Supplied entries:
----------------
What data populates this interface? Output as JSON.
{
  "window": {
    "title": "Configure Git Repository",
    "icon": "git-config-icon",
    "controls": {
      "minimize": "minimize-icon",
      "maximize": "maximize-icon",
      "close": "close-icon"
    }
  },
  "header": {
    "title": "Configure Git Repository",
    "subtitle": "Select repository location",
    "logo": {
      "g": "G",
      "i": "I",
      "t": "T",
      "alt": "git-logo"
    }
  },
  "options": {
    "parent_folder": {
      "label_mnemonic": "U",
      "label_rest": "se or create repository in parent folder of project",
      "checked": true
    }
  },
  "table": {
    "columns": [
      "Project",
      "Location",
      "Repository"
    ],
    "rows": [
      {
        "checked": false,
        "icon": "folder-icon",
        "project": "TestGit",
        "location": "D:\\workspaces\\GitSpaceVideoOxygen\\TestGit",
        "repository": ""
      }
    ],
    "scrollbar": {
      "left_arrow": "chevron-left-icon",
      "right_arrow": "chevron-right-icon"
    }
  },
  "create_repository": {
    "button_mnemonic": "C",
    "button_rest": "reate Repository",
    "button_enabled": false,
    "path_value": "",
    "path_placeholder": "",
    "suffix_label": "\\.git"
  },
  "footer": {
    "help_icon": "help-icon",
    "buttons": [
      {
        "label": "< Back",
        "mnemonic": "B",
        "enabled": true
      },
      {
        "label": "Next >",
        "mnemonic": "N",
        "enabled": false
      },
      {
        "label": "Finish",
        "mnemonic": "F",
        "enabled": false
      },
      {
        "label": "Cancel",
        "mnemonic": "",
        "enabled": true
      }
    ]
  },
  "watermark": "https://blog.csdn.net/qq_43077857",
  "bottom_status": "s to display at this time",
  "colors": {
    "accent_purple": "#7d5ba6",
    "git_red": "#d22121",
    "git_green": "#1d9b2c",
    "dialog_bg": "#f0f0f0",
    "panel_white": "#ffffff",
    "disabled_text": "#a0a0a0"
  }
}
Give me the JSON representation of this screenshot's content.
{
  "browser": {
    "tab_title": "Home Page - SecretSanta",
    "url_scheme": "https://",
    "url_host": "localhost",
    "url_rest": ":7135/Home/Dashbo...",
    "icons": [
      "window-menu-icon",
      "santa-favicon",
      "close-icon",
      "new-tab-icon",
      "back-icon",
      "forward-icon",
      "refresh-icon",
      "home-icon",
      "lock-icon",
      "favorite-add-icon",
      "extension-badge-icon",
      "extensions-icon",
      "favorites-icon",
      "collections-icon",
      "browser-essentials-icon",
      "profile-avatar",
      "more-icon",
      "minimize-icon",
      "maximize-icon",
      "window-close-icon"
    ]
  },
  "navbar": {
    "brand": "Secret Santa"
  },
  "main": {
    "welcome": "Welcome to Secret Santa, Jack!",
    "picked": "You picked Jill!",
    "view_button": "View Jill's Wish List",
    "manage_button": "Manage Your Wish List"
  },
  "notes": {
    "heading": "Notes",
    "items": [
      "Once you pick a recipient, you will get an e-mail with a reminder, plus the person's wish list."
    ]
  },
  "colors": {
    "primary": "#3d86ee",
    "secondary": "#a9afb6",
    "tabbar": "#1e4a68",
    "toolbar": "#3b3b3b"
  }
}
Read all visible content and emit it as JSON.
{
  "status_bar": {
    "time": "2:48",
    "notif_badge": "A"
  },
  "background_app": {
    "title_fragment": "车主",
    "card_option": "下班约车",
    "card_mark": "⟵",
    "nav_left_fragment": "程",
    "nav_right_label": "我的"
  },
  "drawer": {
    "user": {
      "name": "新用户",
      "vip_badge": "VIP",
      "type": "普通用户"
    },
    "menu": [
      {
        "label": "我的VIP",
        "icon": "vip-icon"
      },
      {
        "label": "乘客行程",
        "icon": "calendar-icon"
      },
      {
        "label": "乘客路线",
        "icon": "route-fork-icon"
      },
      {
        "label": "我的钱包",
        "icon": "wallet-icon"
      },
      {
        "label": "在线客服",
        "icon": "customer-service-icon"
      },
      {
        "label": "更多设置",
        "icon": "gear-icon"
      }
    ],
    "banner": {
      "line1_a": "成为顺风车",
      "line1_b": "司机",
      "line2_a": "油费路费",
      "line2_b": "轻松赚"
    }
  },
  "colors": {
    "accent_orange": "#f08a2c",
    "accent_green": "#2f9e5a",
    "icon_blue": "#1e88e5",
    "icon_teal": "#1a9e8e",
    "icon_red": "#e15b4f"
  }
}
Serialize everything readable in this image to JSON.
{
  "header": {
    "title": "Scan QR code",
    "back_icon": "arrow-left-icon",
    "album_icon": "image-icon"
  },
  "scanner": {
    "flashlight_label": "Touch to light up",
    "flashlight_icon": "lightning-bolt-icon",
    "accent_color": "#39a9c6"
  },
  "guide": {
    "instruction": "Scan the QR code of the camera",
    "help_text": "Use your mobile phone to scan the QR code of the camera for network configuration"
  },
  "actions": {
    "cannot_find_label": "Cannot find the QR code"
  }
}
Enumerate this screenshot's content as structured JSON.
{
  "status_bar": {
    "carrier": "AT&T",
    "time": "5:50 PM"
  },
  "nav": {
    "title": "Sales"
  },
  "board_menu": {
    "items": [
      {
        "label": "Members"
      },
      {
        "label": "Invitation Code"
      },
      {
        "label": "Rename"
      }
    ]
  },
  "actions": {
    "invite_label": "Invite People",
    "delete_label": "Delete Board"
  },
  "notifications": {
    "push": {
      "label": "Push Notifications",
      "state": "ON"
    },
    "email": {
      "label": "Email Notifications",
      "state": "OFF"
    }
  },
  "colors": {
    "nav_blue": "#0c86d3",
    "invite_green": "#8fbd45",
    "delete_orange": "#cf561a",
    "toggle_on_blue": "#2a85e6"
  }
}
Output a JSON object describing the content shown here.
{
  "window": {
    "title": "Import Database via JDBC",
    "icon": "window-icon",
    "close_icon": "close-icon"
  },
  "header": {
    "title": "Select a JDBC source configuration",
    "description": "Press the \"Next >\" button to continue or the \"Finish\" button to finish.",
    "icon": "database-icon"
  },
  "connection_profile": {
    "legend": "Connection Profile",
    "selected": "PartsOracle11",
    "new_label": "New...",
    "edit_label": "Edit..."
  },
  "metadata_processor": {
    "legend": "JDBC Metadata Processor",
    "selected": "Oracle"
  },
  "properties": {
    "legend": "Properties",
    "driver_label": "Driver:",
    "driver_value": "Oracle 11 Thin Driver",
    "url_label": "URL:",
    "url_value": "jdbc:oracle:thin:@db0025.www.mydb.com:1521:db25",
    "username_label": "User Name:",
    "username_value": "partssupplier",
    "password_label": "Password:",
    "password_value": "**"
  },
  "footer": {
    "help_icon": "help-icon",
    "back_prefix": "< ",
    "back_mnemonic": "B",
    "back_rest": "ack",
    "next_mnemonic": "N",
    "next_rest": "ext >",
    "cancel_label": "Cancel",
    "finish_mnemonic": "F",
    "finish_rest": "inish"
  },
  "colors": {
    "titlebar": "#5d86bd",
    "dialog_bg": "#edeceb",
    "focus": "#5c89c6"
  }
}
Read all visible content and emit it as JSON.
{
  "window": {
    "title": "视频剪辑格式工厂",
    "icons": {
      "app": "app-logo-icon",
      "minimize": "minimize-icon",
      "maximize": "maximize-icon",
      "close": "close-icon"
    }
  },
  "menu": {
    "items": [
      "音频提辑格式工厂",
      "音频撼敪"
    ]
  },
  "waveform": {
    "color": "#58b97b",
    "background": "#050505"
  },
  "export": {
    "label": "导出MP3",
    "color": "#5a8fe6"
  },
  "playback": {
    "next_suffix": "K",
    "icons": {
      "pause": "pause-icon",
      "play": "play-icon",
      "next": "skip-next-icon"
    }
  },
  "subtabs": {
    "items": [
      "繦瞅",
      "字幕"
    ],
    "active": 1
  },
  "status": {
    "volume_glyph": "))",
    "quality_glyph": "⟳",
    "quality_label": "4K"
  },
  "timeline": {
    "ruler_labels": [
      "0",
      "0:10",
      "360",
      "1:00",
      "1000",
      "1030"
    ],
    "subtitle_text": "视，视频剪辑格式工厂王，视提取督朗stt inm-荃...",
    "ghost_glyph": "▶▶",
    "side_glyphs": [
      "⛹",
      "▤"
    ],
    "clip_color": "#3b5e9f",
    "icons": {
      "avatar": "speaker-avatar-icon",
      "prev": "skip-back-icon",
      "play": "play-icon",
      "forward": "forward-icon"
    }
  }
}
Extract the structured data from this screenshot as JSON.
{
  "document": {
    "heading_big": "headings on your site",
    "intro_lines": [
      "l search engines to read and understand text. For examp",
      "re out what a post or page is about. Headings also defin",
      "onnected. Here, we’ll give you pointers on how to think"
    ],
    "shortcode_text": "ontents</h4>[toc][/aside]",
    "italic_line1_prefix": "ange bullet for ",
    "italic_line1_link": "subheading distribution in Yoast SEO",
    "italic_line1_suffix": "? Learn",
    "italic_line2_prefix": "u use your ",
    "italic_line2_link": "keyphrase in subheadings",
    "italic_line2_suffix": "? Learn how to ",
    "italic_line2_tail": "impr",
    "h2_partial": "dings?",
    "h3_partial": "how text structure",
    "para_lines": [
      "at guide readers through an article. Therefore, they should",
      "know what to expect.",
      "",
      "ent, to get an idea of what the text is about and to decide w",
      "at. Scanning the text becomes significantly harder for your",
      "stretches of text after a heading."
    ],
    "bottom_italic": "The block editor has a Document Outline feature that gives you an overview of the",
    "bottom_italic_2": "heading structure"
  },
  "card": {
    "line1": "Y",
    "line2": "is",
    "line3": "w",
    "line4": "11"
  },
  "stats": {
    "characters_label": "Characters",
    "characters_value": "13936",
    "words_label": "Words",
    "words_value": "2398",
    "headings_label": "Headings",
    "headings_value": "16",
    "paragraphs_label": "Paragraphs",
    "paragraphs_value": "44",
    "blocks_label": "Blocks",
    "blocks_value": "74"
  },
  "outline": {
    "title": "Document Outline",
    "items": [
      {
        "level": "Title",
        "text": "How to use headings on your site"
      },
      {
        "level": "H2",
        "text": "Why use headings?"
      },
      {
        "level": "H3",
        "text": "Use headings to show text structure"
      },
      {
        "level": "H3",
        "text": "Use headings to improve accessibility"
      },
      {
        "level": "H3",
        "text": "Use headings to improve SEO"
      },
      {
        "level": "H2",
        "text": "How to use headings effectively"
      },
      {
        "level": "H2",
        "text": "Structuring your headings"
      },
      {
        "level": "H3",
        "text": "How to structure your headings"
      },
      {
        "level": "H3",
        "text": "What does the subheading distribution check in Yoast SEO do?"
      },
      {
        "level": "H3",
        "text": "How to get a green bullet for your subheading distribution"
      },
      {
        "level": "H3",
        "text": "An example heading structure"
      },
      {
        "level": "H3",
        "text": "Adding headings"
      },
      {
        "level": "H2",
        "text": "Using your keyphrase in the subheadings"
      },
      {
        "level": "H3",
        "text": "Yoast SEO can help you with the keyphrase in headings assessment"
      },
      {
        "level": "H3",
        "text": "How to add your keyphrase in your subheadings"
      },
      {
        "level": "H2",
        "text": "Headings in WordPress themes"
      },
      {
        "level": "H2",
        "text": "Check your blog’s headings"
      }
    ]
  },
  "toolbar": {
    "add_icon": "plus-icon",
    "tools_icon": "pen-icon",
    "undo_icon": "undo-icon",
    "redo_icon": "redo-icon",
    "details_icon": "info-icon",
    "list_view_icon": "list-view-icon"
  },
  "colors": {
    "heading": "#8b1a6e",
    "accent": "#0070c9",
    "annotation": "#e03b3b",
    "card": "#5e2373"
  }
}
----------------
Required task:
How many lines of the listing above include the word "keyphrase"? State the number and nothing else.

Response to the task:
4